## What you are asked to do
Go through the material and pull out every line with the string "Joint" in it.

_ _ _

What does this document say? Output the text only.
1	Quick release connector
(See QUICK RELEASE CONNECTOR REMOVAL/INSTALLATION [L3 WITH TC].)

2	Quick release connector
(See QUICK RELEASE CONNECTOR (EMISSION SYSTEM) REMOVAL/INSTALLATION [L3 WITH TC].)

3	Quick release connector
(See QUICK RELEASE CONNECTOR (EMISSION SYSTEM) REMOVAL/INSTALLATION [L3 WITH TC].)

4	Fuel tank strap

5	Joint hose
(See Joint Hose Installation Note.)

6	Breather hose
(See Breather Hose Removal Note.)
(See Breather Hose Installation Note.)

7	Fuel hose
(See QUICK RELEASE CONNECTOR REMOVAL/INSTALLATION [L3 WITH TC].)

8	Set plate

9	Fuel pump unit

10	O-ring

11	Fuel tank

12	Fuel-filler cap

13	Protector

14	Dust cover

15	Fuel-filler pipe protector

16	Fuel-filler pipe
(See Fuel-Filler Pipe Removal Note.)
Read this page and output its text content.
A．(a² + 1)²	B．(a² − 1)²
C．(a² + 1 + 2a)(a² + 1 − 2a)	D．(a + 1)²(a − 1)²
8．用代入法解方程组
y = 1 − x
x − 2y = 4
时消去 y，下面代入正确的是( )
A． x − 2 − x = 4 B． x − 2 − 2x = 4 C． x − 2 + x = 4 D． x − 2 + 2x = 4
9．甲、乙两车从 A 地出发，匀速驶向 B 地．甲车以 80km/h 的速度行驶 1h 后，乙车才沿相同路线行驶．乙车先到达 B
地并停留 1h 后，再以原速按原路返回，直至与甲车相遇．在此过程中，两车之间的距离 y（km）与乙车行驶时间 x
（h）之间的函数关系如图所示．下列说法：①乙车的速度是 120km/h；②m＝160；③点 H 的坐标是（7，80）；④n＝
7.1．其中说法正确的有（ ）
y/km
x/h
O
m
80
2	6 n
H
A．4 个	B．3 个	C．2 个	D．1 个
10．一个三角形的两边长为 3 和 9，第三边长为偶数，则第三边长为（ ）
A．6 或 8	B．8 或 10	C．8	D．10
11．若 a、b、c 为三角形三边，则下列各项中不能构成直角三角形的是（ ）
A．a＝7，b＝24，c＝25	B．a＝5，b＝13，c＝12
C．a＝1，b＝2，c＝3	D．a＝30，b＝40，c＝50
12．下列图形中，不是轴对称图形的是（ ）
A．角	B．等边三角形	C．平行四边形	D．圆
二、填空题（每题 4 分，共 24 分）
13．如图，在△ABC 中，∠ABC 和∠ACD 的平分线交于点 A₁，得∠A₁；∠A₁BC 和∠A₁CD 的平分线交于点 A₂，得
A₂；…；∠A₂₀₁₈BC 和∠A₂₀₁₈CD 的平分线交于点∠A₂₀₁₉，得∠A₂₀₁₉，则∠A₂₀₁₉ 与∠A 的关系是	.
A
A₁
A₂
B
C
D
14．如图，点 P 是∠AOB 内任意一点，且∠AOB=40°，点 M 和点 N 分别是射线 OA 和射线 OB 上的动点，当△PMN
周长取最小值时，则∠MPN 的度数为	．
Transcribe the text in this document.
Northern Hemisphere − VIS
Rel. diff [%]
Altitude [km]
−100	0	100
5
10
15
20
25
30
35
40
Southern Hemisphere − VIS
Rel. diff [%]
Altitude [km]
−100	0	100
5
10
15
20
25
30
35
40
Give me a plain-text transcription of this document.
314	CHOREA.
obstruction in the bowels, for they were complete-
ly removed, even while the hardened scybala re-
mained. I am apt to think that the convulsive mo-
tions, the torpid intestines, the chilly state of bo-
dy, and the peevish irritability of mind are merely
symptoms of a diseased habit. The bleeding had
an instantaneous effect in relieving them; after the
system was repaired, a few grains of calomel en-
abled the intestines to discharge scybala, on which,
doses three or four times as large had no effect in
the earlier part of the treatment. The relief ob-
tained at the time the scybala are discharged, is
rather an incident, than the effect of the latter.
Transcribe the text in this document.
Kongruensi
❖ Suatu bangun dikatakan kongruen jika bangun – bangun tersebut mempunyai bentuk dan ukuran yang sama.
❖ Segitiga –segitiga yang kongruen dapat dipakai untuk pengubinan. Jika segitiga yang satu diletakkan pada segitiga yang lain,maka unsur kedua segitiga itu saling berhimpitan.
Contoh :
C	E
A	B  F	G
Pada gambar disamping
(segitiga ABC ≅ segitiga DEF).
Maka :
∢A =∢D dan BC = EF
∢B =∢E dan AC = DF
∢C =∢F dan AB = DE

_ _ _

## Full output
5	Joint hose
(See Joint Hose Installation Note.)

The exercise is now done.